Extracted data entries
--- Start ---
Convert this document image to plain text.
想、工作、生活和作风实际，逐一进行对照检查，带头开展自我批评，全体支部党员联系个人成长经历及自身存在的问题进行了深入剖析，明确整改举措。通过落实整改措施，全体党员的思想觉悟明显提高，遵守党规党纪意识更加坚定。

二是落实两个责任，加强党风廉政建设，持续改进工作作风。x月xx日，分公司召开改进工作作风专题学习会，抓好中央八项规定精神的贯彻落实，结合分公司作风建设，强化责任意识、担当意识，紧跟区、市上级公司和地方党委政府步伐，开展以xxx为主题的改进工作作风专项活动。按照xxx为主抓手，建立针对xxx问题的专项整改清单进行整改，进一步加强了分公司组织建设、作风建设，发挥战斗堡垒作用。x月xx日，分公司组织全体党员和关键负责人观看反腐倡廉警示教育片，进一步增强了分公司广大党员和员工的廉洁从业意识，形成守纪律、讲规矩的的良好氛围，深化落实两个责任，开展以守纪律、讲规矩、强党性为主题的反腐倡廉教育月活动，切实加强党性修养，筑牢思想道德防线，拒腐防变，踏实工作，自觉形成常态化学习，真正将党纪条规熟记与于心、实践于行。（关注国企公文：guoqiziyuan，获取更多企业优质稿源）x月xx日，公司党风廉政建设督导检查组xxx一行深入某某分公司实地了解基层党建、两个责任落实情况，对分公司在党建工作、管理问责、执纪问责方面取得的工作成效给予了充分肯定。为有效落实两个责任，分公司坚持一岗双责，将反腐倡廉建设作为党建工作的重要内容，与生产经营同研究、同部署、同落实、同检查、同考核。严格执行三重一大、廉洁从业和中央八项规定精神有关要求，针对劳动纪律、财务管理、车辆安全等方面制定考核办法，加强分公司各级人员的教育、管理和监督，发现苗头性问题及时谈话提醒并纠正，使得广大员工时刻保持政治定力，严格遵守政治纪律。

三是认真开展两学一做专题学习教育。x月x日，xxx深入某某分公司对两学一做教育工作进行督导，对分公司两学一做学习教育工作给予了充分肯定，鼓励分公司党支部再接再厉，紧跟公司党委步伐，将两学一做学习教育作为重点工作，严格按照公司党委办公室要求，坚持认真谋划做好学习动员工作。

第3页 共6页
--- End ---
§ **Task description**
Output all preceding records character for character.

§ **Solution to this exercise**
Convert this document image to plain text.
想、工作、生活和作风实际，逐一进行对照检查，带头开展自我批评，全体支部党员联系个人成长经历及自身存在的问题进行了深入剖析，明确整改举措。通过落实整改措施，全体党员的思想觉悟明显提高，遵守党规党纪意识更加坚定。

二是落实两个责任，加强党风廉政建设，持续改进工作作风。x月xx日，分公司召开改进工作作风专题学习会，抓好中央八项规定精神的贯彻落实，结合分公司作风建设，强化责任意识、担当意识，紧跟区、市上级公司和地方党委政府步伐，开展以xxx为主题的改进工作作风专项活动。按照xxx为主抓手，建立针对xxx问题的专项整改清单进行整改，进一步加强了分公司组织建设、作风建设，发挥战斗堡垒作用。x月xx日，分公司组织全体党员和关键负责人观看反腐倡廉警示教育片，进一步增强了分公司广大党员和员工的廉洁从业意识，形成守纪律、讲规矩的的良好氛围，深化落实两个责任，开展以守纪律、讲规矩、强党性为主题的反腐倡廉教育月活动，切实加强党性修养，筑牢思想道德防线，拒腐防变，踏实工作，自觉形成常态化学习，真正将党纪条规熟记与于心、实践于行。（关注国企公文：guoqiziyuan，获取更多企业优质稿源）x月xx日，公司党风廉政建设督导检查组xxx一行深入某某分公司实地了解基层党建、两个责任落实情况，对分公司在党建工作、管理问责、执纪问责方面取得的工作成效给予了充分肯定。为有效落实两个责任，分公司坚持一岗双责，将反腐倡廉建设作为党建工作的重要内容，与生产经营同研究、同部署、同落实、同检查、同考核。严格执行三重一大、廉洁从业和中央八项规定精神有关要求，针对劳动纪律、财务管理、车辆安全等方面制定考核办法，加强分公司各级人员的教育、管理和监督，发现苗头性问题及时谈话提醒并纠正，使得广大员工时刻保持政治定力，严格遵守政治纪律。

三是认真开展两学一做专题学习教育。x月x日，xxx深入某某分公司对两学一做教育工作进行督导，对分公司两学一做学习教育工作给予了充分肯定，鼓励分公司党支部再接再厉，紧跟公司党委步伐，将两学一做学习教育作为重点工作，严格按照公司党委办公室要求，坚持认真谋划做好学习动员工作。

第3页 共6页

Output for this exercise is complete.